## What is expected
Please set down all the lines beneath this one exactly, without the pictures.

## Records to process

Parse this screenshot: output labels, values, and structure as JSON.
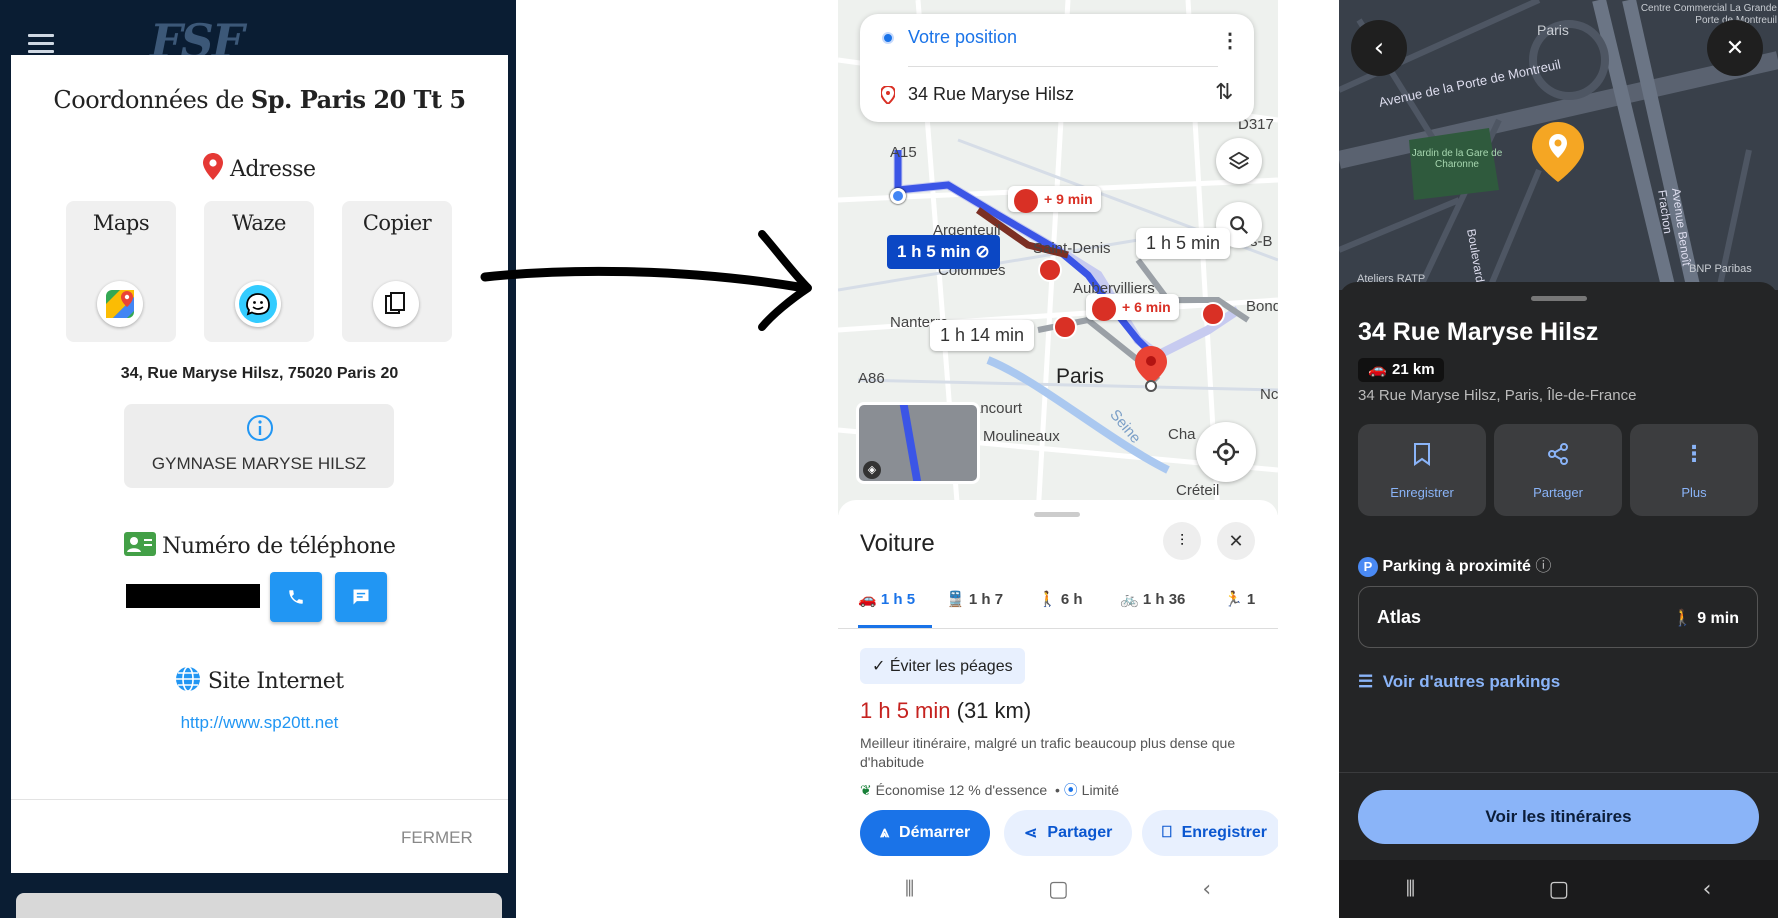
{
  "panel1": {
    "title_prefix": "Coordonnées de ",
    "title_name": "Sp. Paris 20 Tt 5",
    "address_heading": "Adresse",
    "tiles": [
      {
        "label": "Maps"
      },
      {
        "label": "Waze"
      },
      {
        "label": "Copier"
      }
    ],
    "address": "34, Rue Maryse Hilsz, 75020 Paris 20",
    "venue": "GYMNASE MARYSE HILSZ",
    "phone_heading": "Numéro de téléphone",
    "website_heading": "Site Internet",
    "website_url": "http://www.sp20tt.net",
    "close_label": "FERMER"
  },
  "panel2": {
    "origin": "Votre position",
    "destination": "34 Rue Maryse Hilsz",
    "map_labels": [
      "A15",
      "D317",
      "A86",
      "Argenteuil",
      "Saint-Denis",
      "Colombes",
      "Aubervilliers",
      "Nanterre",
      "Paris",
      "Bondy",
      "ancourt",
      "Moulineaux",
      "Seine",
      "Cha",
      "Créteil",
      "s-B",
      "Nc"
    ],
    "traffic": [
      "+ 9 min",
      "+ 6 min"
    ],
    "route_selected": "1 h 5 min",
    "route_alt1": "1 h 5 min",
    "route_alt2": "1 h 14 min",
    "sheet_title": "Voiture",
    "modes": [
      {
        "label": "1 h 5"
      },
      {
        "label": "1 h 7"
      },
      {
        "label": "6 h"
      },
      {
        "label": "1 h 36"
      },
      {
        "label": "1"
      }
    ],
    "avoid_tolls": "Éviter les péages",
    "duration": "1 h 5 min",
    "distance": "(31 km)",
    "description": "Meilleur itinéraire, malgré un trafic beaucoup plus dense que d'habitude",
    "fuel": "Économise 12 % d'essence",
    "limited": "Limité",
    "start": "Démarrer",
    "share": "Partager",
    "save": "Enregistrer"
  },
  "panel3": {
    "map_labels": [
      "Paris",
      "Centre Commercial La Grande Porte de Montreuil",
      "Avenue de la Porte de Montreuil",
      "Jardin de la Gare de Charonne",
      "Avenue Benoît Frachon",
      "Boulevard",
      "Ateliers RATP",
      "BNP Paribas"
    ],
    "title": "34 Rue Maryse Hilsz",
    "distance": "21 km",
    "subtitle": "34 Rue Maryse Hilsz, Paris, Île-de-France",
    "actions": [
      {
        "label": "Enregistrer"
      },
      {
        "label": "Partager"
      },
      {
        "label": "Plus"
      }
    ],
    "parking_heading": "Parking à proximité",
    "parking_name": "Atlas",
    "parking_walk": "9 min",
    "more_parkings": "Voir d'autres parkings",
    "cta": "Voir les itinéraires"
  }
}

## Written reply
Parse this screenshot: output labels, values, and structure as JSON.
{
  "panel1": {
    "title_prefix": "Coordonnées de ",
    "title_name": "Sp. Paris 20 Tt 5",
    "address_heading": "Adresse",
    "tiles": [
      {
        "label": "Maps"
      },
      {
        "label": "Waze"
      },
      {
        "label": "Copier"
      }
    ],
    "address": "34, Rue Maryse Hilsz, 75020 Paris 20",
    "venue": "GYMNASE MARYSE HILSZ",
    "phone_heading": "Numéro de téléphone",
    "website_heading": "Site Internet",
    "website_url": "http://www.sp20tt.net",
    "close_label": "FERMER"
  },
  "panel2": {
    "origin": "Votre position",
    "destination": "34 Rue Maryse Hilsz",
    "map_labels": [
      "A15",
      "D317",
      "A86",
      "Argenteuil",
      "Saint-Denis",
      "Colombes",
      "Aubervilliers",
      "Nanterre",
      "Paris",
      "Bondy",
      "ancourt",
      "Moulineaux",
      "Seine",
      "Cha",
      "Créteil",
      "s-B",
      "Nc"
    ],
    "traffic": [
      "+ 9 min",
      "+ 6 min"
    ],
    "route_selected": "1 h 5 min",
    "route_alt1": "1 h 5 min",
    "route_alt2": "1 h 14 min",
    "sheet_title": "Voiture",
    "modes": [
      {
        "label": "1 h 5"
      },
      {
        "label": "1 h 7"
      },
      {
        "label": "6 h"
      },
      {
        "label": "1 h 36"
      },
      {
        "label": "1"
      }
    ],
    "avoid_tolls": "Éviter les péages",
    "duration": "1 h 5 min",
    "distance": "(31 km)",
    "description": "Meilleur itinéraire, malgré un trafic beaucoup plus dense que d'habitude",
    "fuel": "Économise 12 % d'essence",
    "limited": "Limité",
    "start": "Démarrer",
    "share": "Partager",
    "save": "Enregistrer"
  },
  "panel3": {
    "map_labels": [
      "Paris",
      "Centre Commercial La Grande Porte de Montreuil",
      "Avenue de la Porte de Montreuil",
      "Jardin de la Gare de Charonne",
      "Avenue Benoît Frachon",
      "Boulevard",
      "Ateliers RATP",
      "BNP Paribas"
    ],
    "title": "34 Rue Maryse Hilsz",
    "distance": "21 km",
    "subtitle": "34 Rue Maryse Hilsz, Paris, Île-de-France",
    "actions": [
      {
        "label": "Enregistrer"
      },
      {
        "label": "Partager"
      },
      {
        "label": "Plus"
      }
    ],
    "parking_heading": "Parking à proximité",
    "parking_name": "Atlas",
    "parking_walk": "9 min",
    "more_parkings": "Voir d'autres parkings",
    "cta": "Voir les itinéraires"
  }
}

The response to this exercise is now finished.